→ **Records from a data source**
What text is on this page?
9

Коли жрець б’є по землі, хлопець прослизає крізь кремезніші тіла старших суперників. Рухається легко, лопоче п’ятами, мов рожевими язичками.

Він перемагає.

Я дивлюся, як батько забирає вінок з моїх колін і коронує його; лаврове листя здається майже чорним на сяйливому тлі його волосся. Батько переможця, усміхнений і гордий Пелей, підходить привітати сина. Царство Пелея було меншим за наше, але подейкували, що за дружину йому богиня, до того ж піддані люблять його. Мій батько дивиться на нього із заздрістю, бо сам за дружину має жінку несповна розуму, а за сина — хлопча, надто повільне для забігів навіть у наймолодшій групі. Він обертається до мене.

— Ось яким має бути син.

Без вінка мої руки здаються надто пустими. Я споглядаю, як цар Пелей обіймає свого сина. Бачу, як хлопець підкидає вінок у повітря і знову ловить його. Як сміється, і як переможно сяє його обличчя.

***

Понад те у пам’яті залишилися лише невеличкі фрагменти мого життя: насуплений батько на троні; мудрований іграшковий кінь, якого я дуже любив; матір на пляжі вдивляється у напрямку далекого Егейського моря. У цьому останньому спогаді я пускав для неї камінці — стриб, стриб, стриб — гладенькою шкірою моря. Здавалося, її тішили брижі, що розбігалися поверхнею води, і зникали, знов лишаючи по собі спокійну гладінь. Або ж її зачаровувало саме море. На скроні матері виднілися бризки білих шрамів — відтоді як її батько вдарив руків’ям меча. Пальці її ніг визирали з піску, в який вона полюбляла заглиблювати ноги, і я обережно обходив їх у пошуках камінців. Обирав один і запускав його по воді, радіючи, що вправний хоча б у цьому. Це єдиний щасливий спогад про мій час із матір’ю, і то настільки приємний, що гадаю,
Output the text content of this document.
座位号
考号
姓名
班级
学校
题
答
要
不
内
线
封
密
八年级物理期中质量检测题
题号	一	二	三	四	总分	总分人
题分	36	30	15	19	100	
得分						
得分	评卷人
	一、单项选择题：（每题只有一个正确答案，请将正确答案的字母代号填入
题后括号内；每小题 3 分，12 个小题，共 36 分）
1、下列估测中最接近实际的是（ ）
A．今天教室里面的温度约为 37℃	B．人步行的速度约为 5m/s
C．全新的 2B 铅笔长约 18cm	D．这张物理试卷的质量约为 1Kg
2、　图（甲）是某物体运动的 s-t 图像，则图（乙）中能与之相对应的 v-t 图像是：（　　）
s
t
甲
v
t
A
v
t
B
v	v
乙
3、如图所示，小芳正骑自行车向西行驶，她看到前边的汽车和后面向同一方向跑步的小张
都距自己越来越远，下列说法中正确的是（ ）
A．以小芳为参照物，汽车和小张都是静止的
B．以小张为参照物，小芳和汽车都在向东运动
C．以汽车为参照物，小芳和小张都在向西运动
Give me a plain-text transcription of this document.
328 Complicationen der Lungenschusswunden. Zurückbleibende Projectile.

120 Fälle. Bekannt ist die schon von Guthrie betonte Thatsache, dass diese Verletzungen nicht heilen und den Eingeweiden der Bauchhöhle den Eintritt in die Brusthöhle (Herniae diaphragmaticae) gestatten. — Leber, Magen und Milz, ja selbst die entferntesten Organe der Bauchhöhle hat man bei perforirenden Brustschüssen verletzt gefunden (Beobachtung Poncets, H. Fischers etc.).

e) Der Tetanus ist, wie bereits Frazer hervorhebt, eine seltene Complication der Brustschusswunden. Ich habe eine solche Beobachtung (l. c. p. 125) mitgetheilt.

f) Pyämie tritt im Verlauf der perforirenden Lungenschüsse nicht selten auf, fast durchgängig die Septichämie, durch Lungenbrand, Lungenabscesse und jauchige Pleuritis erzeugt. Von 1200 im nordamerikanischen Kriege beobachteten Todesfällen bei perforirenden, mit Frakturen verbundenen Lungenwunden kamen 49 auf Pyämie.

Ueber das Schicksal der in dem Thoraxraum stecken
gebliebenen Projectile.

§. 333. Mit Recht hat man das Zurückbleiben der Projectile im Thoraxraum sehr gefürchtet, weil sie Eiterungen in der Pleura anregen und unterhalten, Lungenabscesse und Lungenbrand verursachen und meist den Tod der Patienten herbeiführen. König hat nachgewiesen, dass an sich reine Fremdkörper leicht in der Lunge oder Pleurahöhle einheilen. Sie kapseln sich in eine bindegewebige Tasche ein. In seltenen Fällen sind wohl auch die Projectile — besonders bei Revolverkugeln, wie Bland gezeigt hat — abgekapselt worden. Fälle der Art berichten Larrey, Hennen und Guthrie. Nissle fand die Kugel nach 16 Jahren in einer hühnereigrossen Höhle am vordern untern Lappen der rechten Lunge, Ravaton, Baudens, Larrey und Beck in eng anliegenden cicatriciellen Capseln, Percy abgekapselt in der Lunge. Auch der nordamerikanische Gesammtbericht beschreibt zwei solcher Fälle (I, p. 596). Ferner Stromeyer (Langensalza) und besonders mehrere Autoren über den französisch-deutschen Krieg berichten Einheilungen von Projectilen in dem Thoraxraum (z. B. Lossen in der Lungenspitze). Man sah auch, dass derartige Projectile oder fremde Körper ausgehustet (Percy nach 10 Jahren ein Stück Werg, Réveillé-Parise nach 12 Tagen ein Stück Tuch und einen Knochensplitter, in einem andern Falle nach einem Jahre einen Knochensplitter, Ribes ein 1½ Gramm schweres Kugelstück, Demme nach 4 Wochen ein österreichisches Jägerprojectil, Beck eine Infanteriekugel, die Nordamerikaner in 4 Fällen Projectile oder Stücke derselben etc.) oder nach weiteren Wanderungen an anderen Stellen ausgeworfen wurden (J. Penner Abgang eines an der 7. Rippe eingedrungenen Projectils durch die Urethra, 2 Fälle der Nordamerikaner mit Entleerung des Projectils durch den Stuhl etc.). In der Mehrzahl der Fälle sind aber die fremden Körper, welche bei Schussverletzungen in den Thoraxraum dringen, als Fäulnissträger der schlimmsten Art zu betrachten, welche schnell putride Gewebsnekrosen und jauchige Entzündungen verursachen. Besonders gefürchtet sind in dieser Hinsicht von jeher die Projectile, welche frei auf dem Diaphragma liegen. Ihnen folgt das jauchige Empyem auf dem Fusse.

→ **WHAT IS BEING ASKED**
Repeat each record in full; every line must match exactly.

→ **RESULT FOR THIS TASK**
What text is on this page?
9

Коли жрець б’є по землі, хлопець прослизає крізь кремезніші тіла старших суперників. Рухається легко, лопоче п’ятами, мов рожевими язичками.

Він перемагає.

Я дивлюся, як батько забирає вінок з моїх колін і коронує його; лаврове листя здається майже чорним на сяйливому тлі його волосся. Батько переможця, усміхнений і гордий Пелей, підходить привітати сина. Царство Пелея було меншим за наше, але подейкували, що за дружину йому богиня, до того ж піддані люблять його. Мій батько дивиться на нього із заздрістю, бо сам за дружину має жінку несповна розуму, а за сина — хлопча, надто повільне для забігів навіть у наймолодшій групі. Він обертається до мене.

— Ось яким має бути син.

Без вінка мої руки здаються надто пустими. Я споглядаю, як цар Пелей обіймає свого сина. Бачу, як хлопець підкидає вінок у повітря і знову ловить його. Як сміється, і як переможно сяє його обличчя.

***

Понад те у пам’яті залишилися лише невеличкі фрагменти мого життя: насуплений батько на троні; мудрований іграшковий кінь, якого я дуже любив; матір на пляжі вдивляється у напрямку далекого Егейського моря. У цьому останньому спогаді я пускав для неї камінці — стриб, стриб, стриб — гладенькою шкірою моря. Здавалося, її тішили брижі, що розбігалися поверхнею води, і зникали, знов лишаючи по собі спокійну гладінь. Або ж її зачаровувало саме море. На скроні матері виднілися бризки білих шрамів — відтоді як її батько вдарив руків’ям меча. Пальці її ніг визирали з піску, в який вона полюбляла заглиблювати ноги, і я обережно обходив їх у пошуках камінців. Обирав один і запускав його по воді, радіючи, що вправний хоча б у цьому. Це єдиний щасливий спогад про мій час із матір’ю, і то настільки приємний, що гадаю,
Output the text content of this document.
座位号
考号
姓名
班级
学校
题
答
要
不
内
线
封
密
八年级物理期中质量检测题
题号	一	二	三	四	总分	总分人
题分	36	30	15	19	100	
得分						
得分	评卷人
	一、单项选择题：（每题只有一个正确答案，请将正确答案的字母代号填入
题后括号内；每小题 3 分，12 个小题，共 36 分）
1、下列估测中最接近实际的是（ ）
A．今天教室里面的温度约为 37℃	B．人步行的速度约为 5m/s
C．全新的 2B 铅笔长约 18cm	D．这张物理试卷的质量约为 1Kg
2、　图（甲）是某物体运动的 s-t 图像，则图（乙）中能与之相对应的 v-t 图像是：（　　）
s
t
甲
v
t
A
v
t
B
v	v
乙
3、如图所示，小芳正骑自行车向西行驶，她看到前边的汽车和后面向同一方向跑步的小张
都距自己越来越远，下列说法中正确的是（ ）
A．以小芳为参照物，汽车和小张都是静止的
B．以小张为参照物，小芳和汽车都在向东运动
C．以汽车为参照物，小芳和小张都在向西运动
Give me a plain-text transcription of this document.
328 Complicationen der Lungenschusswunden. Zurückbleibende Projectile.

120 Fälle. Bekannt ist die schon von Guthrie betonte Thatsache, dass diese Verletzungen nicht heilen und den Eingeweiden der Bauchhöhle den Eintritt in die Brusthöhle (Herniae diaphragmaticae) gestatten. — Leber, Magen und Milz, ja selbst die entferntesten Organe der Bauchhöhle hat man bei perforirenden Brustschüssen verletzt gefunden (Beobachtung Poncets, H. Fischers etc.).

e) Der Tetanus ist, wie bereits Frazer hervorhebt, eine seltene Complication der Brustschusswunden. Ich habe eine solche Beobachtung (l. c. p. 125) mitgetheilt.

f) Pyämie tritt im Verlauf der perforirenden Lungenschüsse nicht selten auf, fast durchgängig die Septichämie, durch Lungenbrand, Lungenabscesse und jauchige Pleuritis erzeugt. Von 1200 im nordamerikanischen Kriege beobachteten Todesfällen bei perforirenden, mit Frakturen verbundenen Lungenwunden kamen 49 auf Pyämie.

Ueber das Schicksal der in dem Thoraxraum stecken
gebliebenen Projectile.

§. 333. Mit Recht hat man das Zurückbleiben der Projectile im Thoraxraum sehr gefürchtet, weil sie Eiterungen in der Pleura anregen und unterhalten, Lungenabscesse und Lungenbrand verursachen und meist den Tod der Patienten herbeiführen. König hat nachgewiesen, dass an sich reine Fremdkörper leicht in der Lunge oder Pleurahöhle einheilen. Sie kapseln sich in eine bindegewebige Tasche ein. In seltenen Fällen sind wohl auch die Projectile — besonders bei Revolverkugeln, wie Bland gezeigt hat — abgekapselt worden. Fälle der Art berichten Larrey, Hennen und Guthrie. Nissle fand die Kugel nach 16 Jahren in einer hühnereigrossen Höhle am vordern untern Lappen der rechten Lunge, Ravaton, Baudens, Larrey und Beck in eng anliegenden cicatriciellen Capseln, Percy abgekapselt in der Lunge. Auch der nordamerikanische Gesammtbericht beschreibt zwei solcher Fälle (I, p. 596). Ferner Stromeyer (Langensalza) und besonders mehrere Autoren über den französisch-deutschen Krieg berichten Einheilungen von Projectilen in dem Thoraxraum (z. B. Lossen in der Lungenspitze). Man sah auch, dass derartige Projectile oder fremde Körper ausgehustet (Percy nach 10 Jahren ein Stück Werg, Réveillé-Parise nach 12 Tagen ein Stück Tuch und einen Knochensplitter, in einem andern Falle nach einem Jahre einen Knochensplitter, Ribes ein 1½ Gramm schweres Kugelstück, Demme nach 4 Wochen ein österreichisches Jägerprojectil, Beck eine Infanteriekugel, die Nordamerikaner in 4 Fällen Projectile oder Stücke derselben etc.) oder nach weiteren Wanderungen an anderen Stellen ausgeworfen wurden (J. Penner Abgang eines an der 7. Rippe eingedrungenen Projectils durch die Urethra, 2 Fälle der Nordamerikaner mit Entleerung des Projectils durch den Stuhl etc.). In der Mehrzahl der Fälle sind aber die fremden Körper, welche bei Schussverletzungen in den Thoraxraum dringen, als Fäulnissträger der schlimmsten Art zu betrachten, welche schnell putride Gewebsnekrosen und jauchige Entzündungen verursachen. Besonders gefürchtet sind in dieser Hinsicht von jeher die Projectile, welche frei auf dem Diaphragma liegen. Ihnen folgt das jauchige Empyem auf dem Fusse.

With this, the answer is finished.